**YOUR OBJECTIVE**: Without altering anything, repeat each of the records.

**MATERIAL FOR THIS TASK**:
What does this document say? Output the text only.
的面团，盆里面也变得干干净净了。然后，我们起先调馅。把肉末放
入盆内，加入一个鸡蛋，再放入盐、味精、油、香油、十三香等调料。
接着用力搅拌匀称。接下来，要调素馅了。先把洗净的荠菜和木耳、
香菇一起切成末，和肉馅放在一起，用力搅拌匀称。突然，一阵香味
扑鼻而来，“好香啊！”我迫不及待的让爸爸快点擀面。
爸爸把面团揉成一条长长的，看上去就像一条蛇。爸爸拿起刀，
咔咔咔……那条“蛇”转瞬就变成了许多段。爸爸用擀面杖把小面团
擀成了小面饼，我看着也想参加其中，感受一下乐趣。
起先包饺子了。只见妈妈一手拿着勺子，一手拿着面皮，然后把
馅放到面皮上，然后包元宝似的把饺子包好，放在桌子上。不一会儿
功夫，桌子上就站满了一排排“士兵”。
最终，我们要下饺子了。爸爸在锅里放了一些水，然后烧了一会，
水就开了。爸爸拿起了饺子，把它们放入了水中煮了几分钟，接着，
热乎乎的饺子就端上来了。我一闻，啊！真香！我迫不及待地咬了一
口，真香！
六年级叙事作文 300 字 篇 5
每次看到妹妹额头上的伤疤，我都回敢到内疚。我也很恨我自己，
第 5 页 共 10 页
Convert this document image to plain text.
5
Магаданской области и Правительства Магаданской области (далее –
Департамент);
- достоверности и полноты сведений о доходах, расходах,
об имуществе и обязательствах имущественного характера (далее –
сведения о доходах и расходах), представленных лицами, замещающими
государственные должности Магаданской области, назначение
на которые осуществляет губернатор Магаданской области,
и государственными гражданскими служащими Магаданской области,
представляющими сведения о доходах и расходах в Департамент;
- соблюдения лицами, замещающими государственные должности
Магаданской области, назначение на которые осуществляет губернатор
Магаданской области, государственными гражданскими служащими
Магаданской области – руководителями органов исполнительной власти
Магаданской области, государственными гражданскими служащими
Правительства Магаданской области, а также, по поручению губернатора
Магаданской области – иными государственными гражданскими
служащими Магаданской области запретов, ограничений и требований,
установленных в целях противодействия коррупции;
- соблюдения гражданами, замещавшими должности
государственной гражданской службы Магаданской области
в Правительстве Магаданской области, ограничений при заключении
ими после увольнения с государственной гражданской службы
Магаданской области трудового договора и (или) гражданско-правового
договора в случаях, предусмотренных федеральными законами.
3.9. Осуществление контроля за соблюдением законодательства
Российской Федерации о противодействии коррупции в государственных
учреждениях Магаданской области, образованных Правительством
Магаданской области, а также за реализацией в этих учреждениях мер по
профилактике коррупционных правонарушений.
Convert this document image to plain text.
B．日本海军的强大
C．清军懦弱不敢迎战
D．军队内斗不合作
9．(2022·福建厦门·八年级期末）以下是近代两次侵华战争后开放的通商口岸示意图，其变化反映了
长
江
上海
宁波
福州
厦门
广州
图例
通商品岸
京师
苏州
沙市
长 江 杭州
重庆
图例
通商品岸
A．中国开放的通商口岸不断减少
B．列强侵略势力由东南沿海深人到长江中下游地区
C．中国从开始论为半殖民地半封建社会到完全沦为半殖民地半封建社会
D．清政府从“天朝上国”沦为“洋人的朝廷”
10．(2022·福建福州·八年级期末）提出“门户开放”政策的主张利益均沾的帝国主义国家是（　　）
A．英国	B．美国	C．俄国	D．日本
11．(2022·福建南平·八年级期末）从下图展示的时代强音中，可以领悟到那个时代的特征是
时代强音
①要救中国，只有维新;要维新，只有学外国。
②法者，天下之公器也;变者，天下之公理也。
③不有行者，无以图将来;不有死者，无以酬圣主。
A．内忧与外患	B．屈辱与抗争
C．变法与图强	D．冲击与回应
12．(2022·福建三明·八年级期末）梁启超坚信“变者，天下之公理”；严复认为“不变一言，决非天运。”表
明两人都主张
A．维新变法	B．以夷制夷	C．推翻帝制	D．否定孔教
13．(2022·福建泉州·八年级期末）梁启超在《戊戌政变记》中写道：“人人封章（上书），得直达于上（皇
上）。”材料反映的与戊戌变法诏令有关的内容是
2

**TASK RESPONSE**:
What does this document say? Output the text only.
的面团，盆里面也变得干干净净了。然后，我们起先调馅。把肉末放
入盆内，加入一个鸡蛋，再放入盐、味精、油、香油、十三香等调料。
接着用力搅拌匀称。接下来，要调素馅了。先把洗净的荠菜和木耳、
香菇一起切成末，和肉馅放在一起，用力搅拌匀称。突然，一阵香味
扑鼻而来，“好香啊！”我迫不及待的让爸爸快点擀面。
爸爸把面团揉成一条长长的，看上去就像一条蛇。爸爸拿起刀，
咔咔咔……那条“蛇”转瞬就变成了许多段。爸爸用擀面杖把小面团
擀成了小面饼，我看着也想参加其中，感受一下乐趣。
起先包饺子了。只见妈妈一手拿着勺子，一手拿着面皮，然后把
馅放到面皮上，然后包元宝似的把饺子包好，放在桌子上。不一会儿
功夫，桌子上就站满了一排排“士兵”。
最终，我们要下饺子了。爸爸在锅里放了一些水，然后烧了一会，
水就开了。爸爸拿起了饺子，把它们放入了水中煮了几分钟，接着，
热乎乎的饺子就端上来了。我一闻，啊！真香！我迫不及待地咬了一
口，真香！
六年级叙事作文 300 字 篇 5
每次看到妹妹额头上的伤疤，我都回敢到内疚。我也很恨我自己，
第 5 页 共 10 页
Convert this document image to plain text.
5
Магаданской области и Правительства Магаданской области (далее –
Департамент);
- достоверности и полноты сведений о доходах, расходах,
об имуществе и обязательствах имущественного характера (далее –
сведения о доходах и расходах), представленных лицами, замещающими
государственные должности Магаданской области, назначение
на которые осуществляет губернатор Магаданской области,
и государственными гражданскими служащими Магаданской области,
представляющими сведения о доходах и расходах в Департамент;
- соблюдения лицами, замещающими государственные должности
Магаданской области, назначение на которые осуществляет губернатор
Магаданской области, государственными гражданскими служащими
Магаданской области – руководителями органов исполнительной власти
Магаданской области, государственными гражданскими служащими
Правительства Магаданской области, а также, по поручению губернатора
Магаданской области – иными государственными гражданскими
служащими Магаданской области запретов, ограничений и требований,
установленных в целях противодействия коррупции;
- соблюдения гражданами, замещавшими должности
государственной гражданской службы Магаданской области
в Правительстве Магаданской области, ограничений при заключении
ими после увольнения с государственной гражданской службы
Магаданской области трудового договора и (или) гражданско-правового
договора в случаях, предусмотренных федеральными законами.
3.9. Осуществление контроля за соблюдением законодательства
Российской Федерации о противодействии коррупции в государственных
учреждениях Магаданской области, образованных Правительством
Магаданской области, а также за реализацией в этих учреждениях мер по
профилактике коррупционных правонарушений.
Convert this document image to plain text.
B．日本海军的强大
C．清军懦弱不敢迎战
D．军队内斗不合作
9．(2022·福建厦门·八年级期末）以下是近代两次侵华战争后开放的通商口岸示意图，其变化反映了
长
江
上海
宁波
福州
厦门
广州
图例
通商品岸
京师
苏州
沙市
长 江 杭州
重庆
图例
通商品岸
A．中国开放的通商口岸不断减少
B．列强侵略势力由东南沿海深人到长江中下游地区
C．中国从开始论为半殖民地半封建社会到完全沦为半殖民地半封建社会
D．清政府从“天朝上国”沦为“洋人的朝廷”
10．(2022·福建福州·八年级期末）提出“门户开放”政策的主张利益均沾的帝国主义国家是（　　）
A．英国	B．美国	C．俄国	D．日本
11．(2022·福建南平·八年级期末）从下图展示的时代强音中，可以领悟到那个时代的特征是
时代强音
①要救中国，只有维新;要维新，只有学外国。
②法者，天下之公器也;变者，天下之公理也。
③不有行者，无以图将来;不有死者，无以酬圣主。
A．内忧与外患	B．屈辱与抗争
C．变法与图强	D．冲击与回应
12．(2022·福建三明·八年级期末）梁启超坚信“变者，天下之公理”；严复认为“不变一言，决非天运。”表
明两人都主张
A．维新变法	B．以夷制夷	C．推翻帝制	D．否定孔教
13．(2022·福建泉州·八年级期末）梁启超在《戊戌政变记》中写道：“人人封章（上书），得直达于上（皇
上）。”材料反映的与戊戌变法诏令有关的内容是
2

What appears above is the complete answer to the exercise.